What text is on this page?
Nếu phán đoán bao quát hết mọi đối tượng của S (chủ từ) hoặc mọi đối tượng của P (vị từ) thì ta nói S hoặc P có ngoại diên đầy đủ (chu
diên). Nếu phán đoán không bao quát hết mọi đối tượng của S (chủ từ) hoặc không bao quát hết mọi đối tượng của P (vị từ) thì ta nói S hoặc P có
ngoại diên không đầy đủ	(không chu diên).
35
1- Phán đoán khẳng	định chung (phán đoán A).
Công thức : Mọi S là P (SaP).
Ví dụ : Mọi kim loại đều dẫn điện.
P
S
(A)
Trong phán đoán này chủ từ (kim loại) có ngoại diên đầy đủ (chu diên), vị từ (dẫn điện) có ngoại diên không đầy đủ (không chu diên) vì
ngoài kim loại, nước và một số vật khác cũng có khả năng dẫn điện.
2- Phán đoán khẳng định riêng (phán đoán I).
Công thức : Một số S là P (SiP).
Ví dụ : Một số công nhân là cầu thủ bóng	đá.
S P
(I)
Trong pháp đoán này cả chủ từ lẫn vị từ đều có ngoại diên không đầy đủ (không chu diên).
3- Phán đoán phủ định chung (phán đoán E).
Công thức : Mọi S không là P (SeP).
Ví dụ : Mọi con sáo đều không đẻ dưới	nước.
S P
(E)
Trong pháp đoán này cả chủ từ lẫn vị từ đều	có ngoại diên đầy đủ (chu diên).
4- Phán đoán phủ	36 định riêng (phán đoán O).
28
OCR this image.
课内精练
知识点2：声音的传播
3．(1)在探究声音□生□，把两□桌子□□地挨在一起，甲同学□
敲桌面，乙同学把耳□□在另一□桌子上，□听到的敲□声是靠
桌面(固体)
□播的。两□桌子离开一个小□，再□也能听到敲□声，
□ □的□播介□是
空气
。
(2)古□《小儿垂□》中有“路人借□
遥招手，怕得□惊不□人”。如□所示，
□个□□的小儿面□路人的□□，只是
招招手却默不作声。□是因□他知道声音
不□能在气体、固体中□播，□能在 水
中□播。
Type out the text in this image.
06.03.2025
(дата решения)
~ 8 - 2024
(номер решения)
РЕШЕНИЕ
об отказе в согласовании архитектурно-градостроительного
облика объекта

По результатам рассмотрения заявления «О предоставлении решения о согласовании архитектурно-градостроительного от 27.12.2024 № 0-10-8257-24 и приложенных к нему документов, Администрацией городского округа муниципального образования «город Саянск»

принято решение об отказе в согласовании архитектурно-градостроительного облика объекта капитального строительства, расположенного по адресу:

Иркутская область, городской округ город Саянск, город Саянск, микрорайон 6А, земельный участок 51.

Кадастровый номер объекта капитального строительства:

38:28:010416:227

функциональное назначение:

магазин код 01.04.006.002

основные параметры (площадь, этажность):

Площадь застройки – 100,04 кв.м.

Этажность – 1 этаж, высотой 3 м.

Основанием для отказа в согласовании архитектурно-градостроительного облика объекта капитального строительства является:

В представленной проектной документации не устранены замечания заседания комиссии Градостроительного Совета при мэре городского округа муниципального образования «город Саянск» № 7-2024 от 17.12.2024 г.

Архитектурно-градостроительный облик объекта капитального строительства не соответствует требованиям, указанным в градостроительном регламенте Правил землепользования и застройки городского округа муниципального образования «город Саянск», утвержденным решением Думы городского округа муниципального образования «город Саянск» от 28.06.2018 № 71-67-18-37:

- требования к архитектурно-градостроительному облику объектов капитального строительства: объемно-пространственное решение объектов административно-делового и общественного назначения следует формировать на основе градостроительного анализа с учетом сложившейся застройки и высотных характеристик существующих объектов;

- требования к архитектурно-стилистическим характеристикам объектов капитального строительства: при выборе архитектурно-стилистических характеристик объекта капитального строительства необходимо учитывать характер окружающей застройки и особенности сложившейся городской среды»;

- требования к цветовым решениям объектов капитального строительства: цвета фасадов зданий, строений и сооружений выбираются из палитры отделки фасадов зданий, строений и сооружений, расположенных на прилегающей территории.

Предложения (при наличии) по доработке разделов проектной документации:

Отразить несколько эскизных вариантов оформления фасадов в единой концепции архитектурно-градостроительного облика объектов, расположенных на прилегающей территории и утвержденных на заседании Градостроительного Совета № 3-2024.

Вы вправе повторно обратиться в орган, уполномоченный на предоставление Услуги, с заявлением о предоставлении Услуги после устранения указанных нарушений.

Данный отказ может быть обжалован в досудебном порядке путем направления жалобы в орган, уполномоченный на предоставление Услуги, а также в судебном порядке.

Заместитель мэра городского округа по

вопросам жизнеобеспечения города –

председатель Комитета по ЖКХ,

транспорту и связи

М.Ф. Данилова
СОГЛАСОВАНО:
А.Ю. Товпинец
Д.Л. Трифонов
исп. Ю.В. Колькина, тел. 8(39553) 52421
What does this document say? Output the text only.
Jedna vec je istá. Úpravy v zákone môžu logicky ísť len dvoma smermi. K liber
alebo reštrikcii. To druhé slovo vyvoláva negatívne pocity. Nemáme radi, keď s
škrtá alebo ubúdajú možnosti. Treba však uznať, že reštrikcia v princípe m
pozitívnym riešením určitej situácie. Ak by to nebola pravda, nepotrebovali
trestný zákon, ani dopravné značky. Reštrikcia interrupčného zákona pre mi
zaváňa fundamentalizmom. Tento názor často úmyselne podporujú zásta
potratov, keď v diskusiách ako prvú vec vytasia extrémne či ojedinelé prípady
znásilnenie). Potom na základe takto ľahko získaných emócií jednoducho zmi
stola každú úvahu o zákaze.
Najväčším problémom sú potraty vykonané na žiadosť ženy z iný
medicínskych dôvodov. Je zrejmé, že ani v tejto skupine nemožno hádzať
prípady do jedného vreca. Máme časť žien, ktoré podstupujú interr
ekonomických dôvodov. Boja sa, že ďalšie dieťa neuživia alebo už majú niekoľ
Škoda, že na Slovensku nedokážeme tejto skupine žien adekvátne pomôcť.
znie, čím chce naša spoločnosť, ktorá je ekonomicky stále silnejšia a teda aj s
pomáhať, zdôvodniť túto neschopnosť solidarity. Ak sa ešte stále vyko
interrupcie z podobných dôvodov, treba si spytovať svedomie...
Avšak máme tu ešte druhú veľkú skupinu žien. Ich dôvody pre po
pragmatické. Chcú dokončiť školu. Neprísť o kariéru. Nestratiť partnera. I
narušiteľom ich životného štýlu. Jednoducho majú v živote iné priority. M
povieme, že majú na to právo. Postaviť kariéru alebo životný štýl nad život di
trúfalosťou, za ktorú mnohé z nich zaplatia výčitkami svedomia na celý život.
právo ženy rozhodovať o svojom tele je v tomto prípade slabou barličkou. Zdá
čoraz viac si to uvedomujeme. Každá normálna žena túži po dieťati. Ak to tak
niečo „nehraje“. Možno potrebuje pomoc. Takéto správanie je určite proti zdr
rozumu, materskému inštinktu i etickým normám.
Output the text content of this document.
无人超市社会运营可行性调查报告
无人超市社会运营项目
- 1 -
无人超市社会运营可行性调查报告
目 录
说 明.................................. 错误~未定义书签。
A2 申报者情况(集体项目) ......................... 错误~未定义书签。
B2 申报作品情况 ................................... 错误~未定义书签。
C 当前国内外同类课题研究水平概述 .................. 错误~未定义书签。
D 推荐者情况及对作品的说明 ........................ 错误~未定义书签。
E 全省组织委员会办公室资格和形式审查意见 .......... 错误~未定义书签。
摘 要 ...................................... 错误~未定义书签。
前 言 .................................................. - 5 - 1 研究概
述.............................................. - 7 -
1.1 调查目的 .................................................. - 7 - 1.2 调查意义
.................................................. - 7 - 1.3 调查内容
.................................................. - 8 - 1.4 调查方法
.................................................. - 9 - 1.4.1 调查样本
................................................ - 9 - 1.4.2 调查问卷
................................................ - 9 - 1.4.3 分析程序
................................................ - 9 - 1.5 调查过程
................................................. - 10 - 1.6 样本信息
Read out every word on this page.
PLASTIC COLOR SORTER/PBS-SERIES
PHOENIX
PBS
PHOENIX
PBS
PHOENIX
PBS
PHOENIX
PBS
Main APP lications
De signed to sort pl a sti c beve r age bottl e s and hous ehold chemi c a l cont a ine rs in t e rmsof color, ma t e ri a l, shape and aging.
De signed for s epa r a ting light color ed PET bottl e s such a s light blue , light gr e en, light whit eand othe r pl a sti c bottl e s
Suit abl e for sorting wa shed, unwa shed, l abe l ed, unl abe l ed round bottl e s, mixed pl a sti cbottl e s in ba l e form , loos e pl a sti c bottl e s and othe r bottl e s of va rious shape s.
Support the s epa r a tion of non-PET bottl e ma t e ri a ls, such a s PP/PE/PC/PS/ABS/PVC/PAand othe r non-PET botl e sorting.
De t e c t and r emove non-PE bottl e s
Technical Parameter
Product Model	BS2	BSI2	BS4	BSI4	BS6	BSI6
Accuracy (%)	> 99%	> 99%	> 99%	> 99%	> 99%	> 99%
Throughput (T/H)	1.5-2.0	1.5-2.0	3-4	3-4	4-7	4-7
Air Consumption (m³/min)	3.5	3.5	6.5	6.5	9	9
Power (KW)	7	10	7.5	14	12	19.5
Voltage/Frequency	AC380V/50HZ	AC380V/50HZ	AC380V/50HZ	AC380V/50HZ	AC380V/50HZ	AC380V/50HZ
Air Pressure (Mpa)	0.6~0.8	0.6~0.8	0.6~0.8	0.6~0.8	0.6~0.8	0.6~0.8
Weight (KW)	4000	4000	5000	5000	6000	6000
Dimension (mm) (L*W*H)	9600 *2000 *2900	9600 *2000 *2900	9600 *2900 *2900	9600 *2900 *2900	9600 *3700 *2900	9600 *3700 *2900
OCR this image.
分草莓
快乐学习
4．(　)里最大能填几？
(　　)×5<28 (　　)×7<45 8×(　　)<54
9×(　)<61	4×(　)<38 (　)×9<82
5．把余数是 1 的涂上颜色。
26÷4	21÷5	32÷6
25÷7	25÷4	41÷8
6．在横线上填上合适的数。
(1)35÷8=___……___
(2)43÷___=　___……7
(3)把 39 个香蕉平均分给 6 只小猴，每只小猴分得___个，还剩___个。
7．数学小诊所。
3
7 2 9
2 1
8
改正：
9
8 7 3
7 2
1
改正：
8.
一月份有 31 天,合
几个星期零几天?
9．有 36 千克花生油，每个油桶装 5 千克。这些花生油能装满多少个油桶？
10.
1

● ● ● ● ●

Challenge: Tally up the lines holding the word "объектов" in the data above, and answer with that figure only.

Task answer: 4